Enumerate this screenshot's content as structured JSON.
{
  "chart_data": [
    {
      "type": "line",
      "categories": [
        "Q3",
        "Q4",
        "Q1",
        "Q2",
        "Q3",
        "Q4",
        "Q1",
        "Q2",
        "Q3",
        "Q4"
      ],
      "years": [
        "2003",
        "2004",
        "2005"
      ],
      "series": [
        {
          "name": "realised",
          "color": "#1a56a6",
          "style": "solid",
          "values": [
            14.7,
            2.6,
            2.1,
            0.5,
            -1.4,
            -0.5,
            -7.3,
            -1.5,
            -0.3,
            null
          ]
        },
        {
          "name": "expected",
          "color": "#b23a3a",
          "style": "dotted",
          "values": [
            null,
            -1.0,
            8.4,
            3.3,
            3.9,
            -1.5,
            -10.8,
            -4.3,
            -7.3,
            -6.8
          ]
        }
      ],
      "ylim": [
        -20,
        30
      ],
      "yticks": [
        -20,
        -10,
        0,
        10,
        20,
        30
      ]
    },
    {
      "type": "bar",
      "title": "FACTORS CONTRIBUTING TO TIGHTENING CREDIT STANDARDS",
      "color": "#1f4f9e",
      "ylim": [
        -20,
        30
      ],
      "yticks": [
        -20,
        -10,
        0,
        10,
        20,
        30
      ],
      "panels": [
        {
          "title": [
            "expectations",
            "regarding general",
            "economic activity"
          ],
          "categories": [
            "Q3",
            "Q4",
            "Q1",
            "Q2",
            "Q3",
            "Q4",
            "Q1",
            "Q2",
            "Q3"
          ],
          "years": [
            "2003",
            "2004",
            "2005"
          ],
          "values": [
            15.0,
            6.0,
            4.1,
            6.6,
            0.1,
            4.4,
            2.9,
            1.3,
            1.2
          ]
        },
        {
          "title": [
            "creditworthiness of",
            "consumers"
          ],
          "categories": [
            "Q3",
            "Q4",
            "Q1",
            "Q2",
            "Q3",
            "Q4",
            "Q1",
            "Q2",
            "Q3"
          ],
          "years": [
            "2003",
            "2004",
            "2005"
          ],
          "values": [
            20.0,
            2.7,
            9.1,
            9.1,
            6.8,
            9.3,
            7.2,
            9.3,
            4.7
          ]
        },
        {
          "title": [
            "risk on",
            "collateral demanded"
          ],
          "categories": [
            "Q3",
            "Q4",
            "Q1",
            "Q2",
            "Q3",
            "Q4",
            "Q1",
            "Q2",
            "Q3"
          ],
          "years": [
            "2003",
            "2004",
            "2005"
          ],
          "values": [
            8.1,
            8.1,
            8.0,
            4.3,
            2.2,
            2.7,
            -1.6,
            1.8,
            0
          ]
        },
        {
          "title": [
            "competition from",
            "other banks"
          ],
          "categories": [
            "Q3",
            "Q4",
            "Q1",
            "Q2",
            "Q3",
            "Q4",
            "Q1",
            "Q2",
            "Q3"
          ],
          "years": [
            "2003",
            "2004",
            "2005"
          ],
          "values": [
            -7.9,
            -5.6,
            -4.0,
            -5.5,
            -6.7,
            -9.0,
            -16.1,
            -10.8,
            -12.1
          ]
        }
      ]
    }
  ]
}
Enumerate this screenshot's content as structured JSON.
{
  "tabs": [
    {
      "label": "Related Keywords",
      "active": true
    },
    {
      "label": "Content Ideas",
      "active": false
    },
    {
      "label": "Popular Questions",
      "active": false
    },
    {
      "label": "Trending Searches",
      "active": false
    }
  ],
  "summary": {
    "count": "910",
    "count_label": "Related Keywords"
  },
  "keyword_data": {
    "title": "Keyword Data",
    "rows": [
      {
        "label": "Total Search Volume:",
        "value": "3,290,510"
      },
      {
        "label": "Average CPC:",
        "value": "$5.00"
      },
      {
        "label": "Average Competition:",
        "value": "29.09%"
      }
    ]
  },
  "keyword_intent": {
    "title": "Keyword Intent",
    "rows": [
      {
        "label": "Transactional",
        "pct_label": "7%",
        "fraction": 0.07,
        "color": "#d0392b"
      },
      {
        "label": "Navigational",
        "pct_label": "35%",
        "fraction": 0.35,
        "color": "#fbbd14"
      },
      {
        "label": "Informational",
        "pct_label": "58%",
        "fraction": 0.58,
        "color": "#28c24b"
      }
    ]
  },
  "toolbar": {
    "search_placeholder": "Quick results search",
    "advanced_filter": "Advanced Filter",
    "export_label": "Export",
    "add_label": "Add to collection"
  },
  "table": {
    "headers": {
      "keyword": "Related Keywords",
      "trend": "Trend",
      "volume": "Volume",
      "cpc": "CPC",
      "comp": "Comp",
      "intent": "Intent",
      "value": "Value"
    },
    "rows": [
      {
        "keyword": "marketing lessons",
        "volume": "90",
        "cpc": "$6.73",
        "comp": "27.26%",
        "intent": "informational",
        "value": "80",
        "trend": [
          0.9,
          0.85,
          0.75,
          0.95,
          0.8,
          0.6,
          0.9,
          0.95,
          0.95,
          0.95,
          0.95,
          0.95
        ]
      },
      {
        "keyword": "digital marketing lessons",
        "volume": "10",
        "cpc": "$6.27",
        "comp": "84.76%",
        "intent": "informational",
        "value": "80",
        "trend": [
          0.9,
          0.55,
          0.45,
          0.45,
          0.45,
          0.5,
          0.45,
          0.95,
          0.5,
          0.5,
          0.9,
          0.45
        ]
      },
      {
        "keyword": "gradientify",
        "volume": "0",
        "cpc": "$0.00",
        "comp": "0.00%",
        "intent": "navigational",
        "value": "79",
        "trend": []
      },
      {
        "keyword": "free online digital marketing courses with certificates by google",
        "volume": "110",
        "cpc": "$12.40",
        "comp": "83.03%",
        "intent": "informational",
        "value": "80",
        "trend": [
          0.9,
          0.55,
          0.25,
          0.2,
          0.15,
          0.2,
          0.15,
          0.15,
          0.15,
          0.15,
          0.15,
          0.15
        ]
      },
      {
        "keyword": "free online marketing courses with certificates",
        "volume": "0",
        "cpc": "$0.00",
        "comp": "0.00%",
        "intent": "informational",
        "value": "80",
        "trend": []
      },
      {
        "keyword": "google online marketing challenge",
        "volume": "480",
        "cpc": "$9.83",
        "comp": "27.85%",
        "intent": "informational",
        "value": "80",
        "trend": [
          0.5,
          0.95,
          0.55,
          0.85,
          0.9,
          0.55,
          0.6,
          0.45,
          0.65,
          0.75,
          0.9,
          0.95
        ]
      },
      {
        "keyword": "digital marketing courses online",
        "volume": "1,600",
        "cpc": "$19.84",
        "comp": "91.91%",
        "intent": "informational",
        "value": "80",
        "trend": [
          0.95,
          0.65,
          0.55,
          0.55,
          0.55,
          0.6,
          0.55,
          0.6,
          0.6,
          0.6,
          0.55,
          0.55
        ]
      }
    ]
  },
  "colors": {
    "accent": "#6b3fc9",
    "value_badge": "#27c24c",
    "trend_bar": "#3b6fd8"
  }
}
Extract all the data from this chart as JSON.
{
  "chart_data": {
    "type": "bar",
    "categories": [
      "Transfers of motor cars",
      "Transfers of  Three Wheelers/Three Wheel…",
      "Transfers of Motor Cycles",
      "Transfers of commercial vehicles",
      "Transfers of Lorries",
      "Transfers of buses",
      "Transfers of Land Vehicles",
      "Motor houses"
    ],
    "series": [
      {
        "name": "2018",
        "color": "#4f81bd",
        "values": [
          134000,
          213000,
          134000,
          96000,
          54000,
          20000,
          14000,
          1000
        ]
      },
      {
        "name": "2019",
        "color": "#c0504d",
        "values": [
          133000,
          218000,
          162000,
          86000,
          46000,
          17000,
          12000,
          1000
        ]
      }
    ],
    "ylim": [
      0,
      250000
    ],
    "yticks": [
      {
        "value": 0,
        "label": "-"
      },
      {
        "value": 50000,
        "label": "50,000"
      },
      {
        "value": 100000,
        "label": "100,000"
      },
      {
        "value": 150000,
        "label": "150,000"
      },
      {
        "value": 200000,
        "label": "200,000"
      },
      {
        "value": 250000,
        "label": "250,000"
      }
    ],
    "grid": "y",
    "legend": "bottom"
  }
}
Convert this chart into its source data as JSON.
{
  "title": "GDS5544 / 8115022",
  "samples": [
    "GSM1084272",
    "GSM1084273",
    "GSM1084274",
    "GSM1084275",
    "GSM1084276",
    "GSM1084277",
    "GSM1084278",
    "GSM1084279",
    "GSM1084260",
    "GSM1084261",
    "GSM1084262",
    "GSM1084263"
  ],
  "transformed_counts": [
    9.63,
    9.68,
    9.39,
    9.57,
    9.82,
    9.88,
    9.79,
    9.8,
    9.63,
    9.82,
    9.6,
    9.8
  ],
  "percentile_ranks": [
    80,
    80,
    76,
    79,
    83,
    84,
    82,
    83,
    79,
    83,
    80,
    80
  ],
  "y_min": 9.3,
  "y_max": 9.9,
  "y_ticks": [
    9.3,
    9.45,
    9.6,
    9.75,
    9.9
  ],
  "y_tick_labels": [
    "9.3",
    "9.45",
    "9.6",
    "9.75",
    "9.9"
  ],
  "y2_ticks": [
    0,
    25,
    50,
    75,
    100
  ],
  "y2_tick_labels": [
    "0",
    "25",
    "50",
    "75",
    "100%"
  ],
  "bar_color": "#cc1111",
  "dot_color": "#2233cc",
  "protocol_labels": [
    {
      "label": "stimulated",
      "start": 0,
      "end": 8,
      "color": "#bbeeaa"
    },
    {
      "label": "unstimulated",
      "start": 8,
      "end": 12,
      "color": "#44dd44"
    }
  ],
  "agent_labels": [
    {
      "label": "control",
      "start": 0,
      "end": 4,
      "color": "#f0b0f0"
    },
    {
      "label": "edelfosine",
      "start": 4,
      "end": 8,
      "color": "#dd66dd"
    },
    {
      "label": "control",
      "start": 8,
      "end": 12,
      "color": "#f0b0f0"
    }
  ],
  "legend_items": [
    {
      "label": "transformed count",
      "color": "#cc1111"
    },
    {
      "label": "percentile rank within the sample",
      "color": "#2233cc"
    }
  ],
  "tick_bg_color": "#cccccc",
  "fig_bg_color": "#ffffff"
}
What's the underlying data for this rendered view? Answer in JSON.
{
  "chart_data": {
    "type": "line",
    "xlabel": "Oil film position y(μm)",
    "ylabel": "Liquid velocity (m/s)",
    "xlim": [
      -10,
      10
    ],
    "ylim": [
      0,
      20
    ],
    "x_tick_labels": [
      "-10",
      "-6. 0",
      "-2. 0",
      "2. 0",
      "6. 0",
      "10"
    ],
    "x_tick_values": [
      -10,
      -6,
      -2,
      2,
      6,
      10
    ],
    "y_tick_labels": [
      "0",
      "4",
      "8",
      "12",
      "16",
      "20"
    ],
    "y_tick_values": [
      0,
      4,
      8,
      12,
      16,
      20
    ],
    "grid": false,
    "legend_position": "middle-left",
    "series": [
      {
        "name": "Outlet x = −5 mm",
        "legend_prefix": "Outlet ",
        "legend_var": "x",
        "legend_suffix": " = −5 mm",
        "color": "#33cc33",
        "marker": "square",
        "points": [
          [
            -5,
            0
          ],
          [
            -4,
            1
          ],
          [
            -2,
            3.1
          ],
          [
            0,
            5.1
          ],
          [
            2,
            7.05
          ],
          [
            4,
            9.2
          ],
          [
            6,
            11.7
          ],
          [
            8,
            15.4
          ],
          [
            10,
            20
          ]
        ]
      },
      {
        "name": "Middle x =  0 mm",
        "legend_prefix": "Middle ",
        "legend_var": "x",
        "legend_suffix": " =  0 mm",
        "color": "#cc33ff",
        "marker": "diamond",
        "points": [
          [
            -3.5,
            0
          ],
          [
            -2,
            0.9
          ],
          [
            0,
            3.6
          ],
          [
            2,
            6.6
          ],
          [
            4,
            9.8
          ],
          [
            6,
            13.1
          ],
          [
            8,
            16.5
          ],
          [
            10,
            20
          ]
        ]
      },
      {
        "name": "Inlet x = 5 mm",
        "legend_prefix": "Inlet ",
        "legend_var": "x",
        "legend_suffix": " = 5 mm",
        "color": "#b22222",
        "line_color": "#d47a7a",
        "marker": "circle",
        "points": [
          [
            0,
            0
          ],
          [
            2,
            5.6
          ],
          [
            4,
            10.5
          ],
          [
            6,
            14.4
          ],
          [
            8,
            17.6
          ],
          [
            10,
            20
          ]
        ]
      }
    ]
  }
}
##########
WHAT TO PRODUCE ▸
Scan the entries above for the word "lessons" and collect each line holding it.

RESULT OF THE EXERCISE ▸
        "keyword": "marketing lessons",
        "keyword": "digital marketing lessons",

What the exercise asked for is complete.